▸ What the exercise asks: Scan the lines below for "effect" and copy the matches.

▸ Data to process:
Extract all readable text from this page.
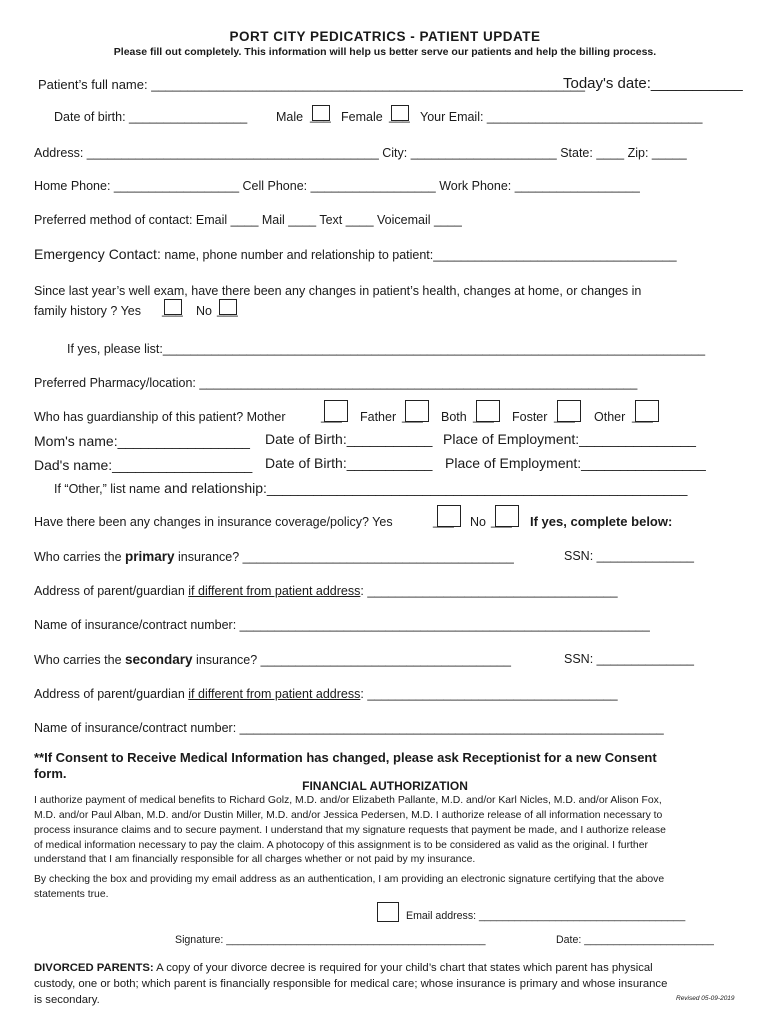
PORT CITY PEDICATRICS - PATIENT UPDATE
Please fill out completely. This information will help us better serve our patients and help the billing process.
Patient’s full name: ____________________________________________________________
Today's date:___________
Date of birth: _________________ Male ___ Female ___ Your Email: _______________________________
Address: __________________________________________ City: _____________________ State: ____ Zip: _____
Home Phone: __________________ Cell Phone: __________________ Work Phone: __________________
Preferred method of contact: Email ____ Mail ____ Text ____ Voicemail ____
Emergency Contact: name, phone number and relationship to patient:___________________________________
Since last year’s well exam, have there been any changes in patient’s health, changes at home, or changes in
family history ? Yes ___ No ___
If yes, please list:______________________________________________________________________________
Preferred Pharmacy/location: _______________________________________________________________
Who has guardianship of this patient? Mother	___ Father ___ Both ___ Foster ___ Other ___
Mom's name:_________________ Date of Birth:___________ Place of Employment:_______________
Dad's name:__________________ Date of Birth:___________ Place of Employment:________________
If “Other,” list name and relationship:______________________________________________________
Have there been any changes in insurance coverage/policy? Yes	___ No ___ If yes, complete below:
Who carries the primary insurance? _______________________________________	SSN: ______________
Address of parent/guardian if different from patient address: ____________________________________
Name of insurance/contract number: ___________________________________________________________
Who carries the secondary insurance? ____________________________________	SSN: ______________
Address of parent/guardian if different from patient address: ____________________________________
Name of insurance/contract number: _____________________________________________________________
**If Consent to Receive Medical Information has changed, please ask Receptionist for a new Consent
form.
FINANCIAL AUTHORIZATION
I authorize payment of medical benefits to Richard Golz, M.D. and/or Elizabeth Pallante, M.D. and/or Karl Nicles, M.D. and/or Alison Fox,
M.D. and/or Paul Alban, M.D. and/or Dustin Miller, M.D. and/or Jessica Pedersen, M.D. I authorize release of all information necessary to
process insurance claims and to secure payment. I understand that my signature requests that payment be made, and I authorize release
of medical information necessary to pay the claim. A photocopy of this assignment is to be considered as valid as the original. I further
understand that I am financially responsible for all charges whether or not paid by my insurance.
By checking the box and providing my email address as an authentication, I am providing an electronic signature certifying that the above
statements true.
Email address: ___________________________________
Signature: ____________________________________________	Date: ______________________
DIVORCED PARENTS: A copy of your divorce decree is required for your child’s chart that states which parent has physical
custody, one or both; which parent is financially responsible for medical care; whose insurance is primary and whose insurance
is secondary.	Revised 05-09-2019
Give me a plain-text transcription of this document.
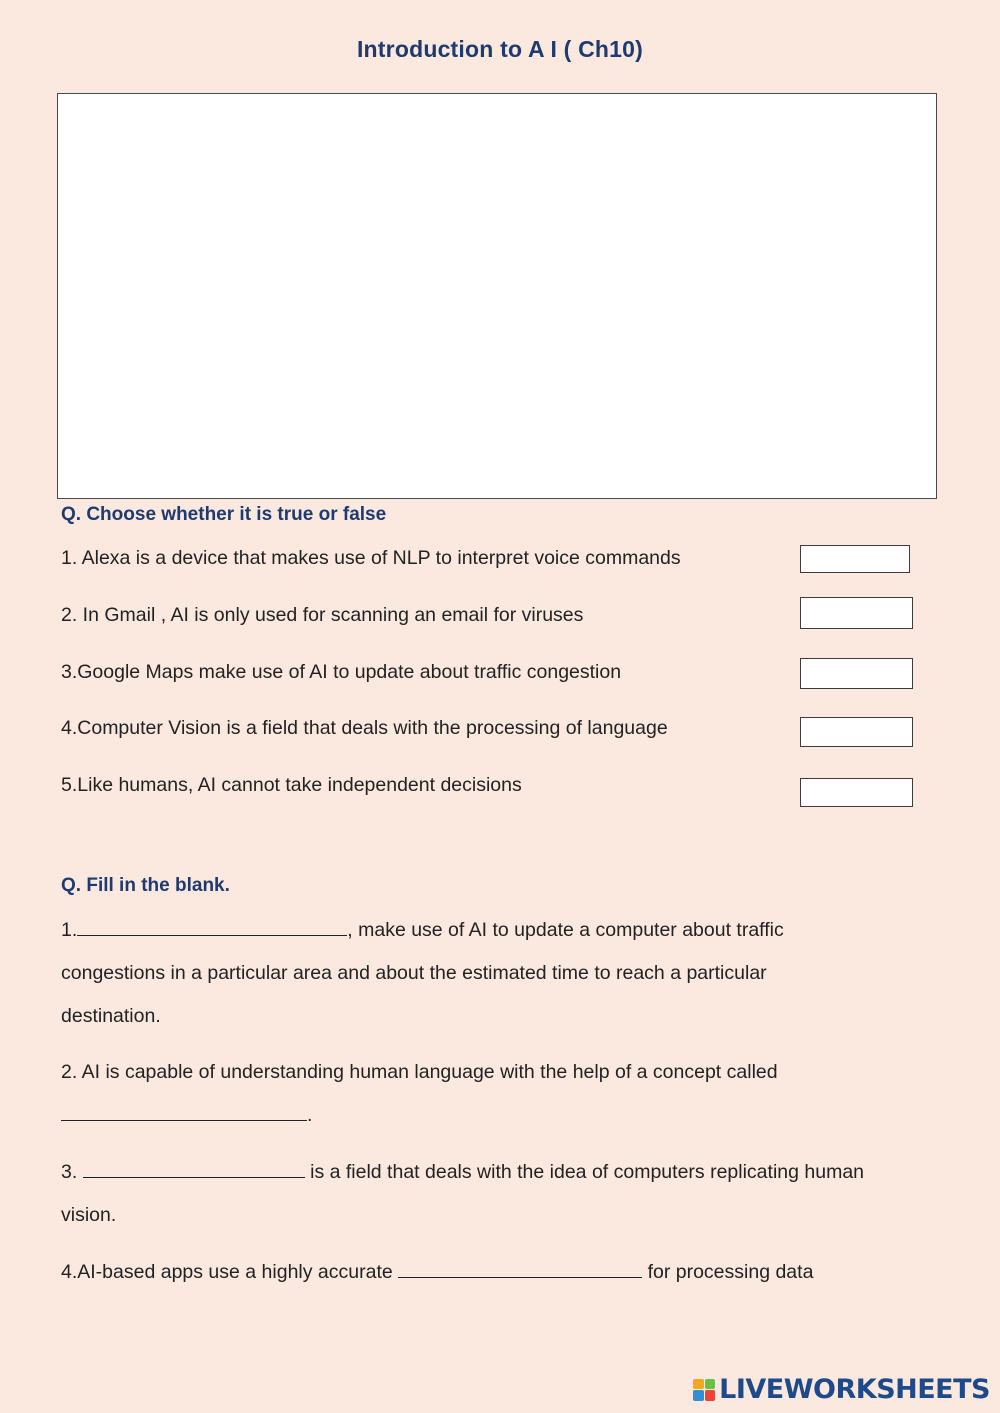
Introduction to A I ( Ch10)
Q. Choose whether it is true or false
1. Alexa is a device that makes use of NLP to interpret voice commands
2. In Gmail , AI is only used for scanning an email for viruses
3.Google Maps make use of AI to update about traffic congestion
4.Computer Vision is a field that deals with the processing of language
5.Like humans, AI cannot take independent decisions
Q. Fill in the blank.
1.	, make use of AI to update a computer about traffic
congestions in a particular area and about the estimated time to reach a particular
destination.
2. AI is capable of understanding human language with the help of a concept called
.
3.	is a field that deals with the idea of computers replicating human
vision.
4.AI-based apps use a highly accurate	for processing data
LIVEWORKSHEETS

* * *

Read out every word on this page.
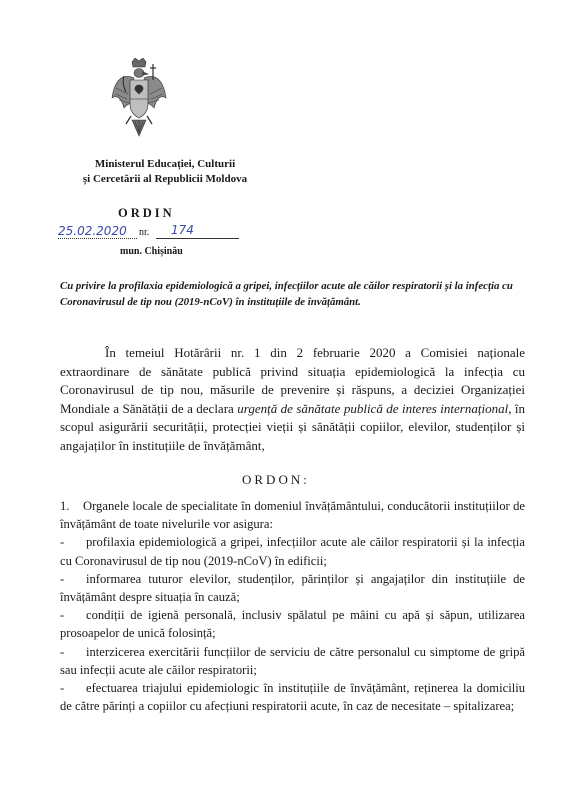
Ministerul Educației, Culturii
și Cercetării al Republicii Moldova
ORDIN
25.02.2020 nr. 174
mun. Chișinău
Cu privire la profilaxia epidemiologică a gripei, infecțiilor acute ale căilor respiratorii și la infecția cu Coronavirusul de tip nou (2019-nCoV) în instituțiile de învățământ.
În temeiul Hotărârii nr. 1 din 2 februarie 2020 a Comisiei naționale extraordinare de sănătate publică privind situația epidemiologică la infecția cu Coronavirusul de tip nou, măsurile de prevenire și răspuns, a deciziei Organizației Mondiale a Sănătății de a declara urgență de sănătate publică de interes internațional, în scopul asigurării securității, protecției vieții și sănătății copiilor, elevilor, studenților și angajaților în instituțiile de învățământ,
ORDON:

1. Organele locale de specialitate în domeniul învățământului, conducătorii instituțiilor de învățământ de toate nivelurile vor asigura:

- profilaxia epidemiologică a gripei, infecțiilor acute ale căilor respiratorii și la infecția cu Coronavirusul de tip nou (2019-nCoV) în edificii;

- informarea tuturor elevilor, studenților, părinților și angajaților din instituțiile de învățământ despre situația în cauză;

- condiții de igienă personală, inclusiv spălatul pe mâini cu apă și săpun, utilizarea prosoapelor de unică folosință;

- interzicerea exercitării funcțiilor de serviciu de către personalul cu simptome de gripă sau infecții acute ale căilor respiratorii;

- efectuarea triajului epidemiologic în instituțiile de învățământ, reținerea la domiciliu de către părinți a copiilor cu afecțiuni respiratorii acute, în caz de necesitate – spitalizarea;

---

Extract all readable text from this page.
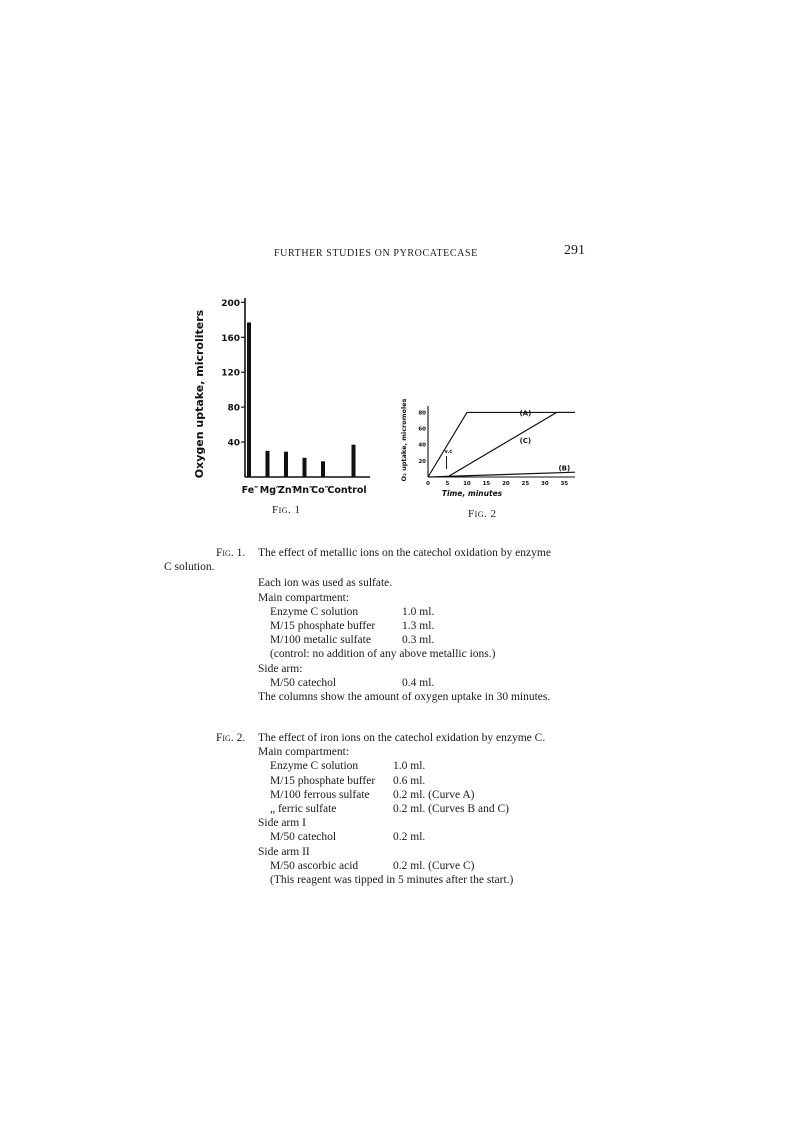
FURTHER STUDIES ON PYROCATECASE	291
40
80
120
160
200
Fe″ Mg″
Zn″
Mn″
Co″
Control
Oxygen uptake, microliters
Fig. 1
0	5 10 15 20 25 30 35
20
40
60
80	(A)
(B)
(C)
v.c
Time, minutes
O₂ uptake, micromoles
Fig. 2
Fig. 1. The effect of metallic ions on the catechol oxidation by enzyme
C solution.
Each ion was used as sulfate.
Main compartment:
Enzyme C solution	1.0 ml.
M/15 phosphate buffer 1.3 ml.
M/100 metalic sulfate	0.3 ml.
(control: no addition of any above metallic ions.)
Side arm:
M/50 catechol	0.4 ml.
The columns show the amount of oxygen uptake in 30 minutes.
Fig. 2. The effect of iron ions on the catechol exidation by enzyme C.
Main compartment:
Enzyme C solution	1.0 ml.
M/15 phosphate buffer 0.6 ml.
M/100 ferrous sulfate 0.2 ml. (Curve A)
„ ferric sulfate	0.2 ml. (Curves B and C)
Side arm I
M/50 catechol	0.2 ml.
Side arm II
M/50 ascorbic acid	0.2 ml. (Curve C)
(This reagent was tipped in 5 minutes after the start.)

▸ Task output:
Fig. 1. The effect of metallic ions on the catechol oxidation by enzyme
Fig. 2. The effect of iron ions on the catechol exidation by enzyme C.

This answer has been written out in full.